### DATASET CONTENT
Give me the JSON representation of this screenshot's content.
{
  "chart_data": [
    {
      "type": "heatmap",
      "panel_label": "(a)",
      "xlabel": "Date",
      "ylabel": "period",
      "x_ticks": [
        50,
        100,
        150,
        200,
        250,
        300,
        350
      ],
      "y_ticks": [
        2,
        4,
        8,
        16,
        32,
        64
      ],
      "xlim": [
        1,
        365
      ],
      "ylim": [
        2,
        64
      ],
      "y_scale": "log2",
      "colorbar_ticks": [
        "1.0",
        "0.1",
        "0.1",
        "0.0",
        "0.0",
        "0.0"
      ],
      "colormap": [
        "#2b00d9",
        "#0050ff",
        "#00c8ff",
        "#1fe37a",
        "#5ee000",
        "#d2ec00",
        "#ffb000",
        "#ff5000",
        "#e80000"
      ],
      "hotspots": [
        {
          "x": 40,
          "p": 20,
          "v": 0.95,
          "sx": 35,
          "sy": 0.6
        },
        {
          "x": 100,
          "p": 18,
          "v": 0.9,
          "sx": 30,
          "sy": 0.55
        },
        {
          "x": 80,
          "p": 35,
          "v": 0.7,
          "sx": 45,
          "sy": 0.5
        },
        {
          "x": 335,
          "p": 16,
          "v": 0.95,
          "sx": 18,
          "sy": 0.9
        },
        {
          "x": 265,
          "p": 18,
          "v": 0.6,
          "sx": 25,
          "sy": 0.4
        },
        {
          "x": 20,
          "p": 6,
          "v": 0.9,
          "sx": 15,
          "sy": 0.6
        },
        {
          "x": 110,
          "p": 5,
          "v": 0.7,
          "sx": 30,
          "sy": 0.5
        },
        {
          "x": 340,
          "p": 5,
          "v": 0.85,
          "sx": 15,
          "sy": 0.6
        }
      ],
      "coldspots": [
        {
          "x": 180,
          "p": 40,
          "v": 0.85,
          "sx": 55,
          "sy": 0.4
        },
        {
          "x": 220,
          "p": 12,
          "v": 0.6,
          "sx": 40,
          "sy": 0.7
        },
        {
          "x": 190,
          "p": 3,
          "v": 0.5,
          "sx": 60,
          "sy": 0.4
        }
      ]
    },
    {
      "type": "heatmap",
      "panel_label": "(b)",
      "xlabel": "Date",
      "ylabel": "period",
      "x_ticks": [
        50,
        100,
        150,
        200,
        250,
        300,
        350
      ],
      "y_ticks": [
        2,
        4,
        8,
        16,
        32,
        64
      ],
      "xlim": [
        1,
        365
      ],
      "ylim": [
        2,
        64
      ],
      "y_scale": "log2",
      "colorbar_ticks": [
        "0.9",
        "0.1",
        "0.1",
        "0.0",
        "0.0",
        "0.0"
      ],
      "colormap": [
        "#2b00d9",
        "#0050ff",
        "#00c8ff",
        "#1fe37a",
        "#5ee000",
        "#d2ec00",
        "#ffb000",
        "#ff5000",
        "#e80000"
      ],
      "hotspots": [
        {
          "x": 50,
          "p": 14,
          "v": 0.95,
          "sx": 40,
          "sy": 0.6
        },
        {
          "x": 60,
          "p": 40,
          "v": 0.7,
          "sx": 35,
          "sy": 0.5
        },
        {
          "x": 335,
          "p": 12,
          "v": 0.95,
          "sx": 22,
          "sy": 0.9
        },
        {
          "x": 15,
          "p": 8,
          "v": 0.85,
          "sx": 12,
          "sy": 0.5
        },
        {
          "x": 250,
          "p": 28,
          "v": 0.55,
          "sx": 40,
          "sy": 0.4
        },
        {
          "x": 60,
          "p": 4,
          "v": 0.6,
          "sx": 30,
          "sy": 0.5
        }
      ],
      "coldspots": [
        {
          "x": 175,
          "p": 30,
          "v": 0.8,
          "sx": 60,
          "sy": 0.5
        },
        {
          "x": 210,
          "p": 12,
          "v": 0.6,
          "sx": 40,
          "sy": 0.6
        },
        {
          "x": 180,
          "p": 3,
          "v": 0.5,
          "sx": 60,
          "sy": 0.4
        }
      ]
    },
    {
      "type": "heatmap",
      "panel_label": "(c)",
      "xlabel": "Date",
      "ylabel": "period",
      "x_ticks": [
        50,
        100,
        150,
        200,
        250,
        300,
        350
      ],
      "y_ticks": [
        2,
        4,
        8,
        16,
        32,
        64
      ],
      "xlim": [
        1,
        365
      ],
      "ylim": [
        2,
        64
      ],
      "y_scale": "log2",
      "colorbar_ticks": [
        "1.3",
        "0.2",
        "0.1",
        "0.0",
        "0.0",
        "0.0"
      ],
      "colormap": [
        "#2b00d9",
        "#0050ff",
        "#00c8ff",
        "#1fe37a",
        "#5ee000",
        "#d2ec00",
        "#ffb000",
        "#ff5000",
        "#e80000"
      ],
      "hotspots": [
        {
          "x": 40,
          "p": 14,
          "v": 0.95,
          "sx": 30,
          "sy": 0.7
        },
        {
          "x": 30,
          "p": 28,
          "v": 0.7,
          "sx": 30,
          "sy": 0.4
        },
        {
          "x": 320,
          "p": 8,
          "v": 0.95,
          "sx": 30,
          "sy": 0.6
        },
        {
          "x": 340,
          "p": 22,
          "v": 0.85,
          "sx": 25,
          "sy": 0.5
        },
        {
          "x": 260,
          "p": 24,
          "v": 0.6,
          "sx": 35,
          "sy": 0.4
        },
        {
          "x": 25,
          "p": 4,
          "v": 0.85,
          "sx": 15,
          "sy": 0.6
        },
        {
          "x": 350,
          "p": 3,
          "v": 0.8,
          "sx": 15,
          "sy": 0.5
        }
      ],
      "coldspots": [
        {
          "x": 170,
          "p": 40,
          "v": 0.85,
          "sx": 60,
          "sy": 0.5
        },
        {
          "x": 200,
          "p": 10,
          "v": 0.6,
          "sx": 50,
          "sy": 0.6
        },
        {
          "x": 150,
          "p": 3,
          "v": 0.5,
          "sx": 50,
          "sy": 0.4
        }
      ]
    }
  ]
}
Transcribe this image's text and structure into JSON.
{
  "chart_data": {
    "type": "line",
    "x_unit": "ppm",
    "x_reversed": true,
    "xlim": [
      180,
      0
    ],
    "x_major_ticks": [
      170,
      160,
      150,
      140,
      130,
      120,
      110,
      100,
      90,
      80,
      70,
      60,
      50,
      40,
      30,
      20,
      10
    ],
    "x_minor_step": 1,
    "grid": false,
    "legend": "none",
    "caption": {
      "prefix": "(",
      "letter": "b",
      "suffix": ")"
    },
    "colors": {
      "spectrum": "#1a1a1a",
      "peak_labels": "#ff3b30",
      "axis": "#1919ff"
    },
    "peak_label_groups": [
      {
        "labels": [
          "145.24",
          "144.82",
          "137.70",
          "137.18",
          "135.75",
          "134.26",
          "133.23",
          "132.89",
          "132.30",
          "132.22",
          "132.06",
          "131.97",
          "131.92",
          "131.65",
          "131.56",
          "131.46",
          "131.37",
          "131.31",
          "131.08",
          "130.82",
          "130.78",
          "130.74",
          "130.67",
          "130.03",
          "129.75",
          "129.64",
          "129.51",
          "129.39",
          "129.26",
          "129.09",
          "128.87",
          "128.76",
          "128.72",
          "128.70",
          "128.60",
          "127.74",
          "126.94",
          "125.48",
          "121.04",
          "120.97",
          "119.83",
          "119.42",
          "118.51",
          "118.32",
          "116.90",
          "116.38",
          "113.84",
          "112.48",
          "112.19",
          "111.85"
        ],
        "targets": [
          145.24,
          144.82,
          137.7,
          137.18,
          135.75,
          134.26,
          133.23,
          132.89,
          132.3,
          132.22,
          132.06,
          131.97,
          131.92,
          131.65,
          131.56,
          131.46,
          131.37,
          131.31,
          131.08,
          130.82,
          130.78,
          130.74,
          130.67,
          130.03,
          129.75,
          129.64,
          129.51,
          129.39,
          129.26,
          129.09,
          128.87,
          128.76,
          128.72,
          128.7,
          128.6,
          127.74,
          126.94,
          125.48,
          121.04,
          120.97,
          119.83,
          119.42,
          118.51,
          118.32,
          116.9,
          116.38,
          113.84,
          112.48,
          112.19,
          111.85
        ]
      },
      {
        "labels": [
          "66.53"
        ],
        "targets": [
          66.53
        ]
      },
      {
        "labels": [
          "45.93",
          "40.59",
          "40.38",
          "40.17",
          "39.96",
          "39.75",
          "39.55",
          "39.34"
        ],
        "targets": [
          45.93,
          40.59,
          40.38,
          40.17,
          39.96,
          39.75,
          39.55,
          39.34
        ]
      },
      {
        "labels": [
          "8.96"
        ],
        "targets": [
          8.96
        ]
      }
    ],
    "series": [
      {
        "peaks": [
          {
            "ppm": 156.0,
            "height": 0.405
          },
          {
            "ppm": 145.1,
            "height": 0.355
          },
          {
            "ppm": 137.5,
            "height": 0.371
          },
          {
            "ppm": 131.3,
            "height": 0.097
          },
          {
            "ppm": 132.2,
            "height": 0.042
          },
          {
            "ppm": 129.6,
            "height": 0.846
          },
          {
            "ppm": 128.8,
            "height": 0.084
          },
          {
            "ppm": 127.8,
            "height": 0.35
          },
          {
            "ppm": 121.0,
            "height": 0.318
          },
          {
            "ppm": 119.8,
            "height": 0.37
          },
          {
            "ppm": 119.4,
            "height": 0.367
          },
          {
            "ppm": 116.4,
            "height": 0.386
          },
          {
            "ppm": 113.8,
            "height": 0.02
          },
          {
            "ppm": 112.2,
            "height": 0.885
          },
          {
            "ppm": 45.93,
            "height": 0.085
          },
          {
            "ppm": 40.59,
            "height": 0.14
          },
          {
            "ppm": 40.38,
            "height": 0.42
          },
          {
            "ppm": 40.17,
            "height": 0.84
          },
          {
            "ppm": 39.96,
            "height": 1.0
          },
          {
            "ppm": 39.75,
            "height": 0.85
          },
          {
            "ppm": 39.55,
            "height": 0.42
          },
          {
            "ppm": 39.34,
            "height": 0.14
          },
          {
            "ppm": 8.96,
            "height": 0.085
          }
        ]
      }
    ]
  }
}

### THE REQUEST
Extract, from the listing above, every line where the string "JSON" occurs.

### WRITTEN RESPONSE
Give me the JSON representation of this screenshot's content.
Transcribe this image's text and structure into JSON.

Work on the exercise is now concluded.